_REQUIRED TASK_
Which lines hold the string "color"? Copy every one of them.

_MATERIAL PROVIDED_
Start
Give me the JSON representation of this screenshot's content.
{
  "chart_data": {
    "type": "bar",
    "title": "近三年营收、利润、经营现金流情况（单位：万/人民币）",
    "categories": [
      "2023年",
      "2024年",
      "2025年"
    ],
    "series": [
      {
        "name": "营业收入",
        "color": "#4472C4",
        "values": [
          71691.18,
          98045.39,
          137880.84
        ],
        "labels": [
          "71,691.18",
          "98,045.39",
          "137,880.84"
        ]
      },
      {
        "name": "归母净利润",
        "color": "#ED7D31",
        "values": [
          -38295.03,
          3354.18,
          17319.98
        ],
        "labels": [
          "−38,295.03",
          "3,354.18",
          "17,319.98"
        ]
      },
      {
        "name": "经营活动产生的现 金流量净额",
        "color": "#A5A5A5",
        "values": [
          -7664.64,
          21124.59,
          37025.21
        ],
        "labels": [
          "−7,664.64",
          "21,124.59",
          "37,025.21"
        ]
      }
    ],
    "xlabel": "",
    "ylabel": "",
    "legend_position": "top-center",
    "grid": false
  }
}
End
_FULL RESPONSE_
        "color": "#4472C4",
        "color": "#ED7D31",
        "color": "#A5A5A5",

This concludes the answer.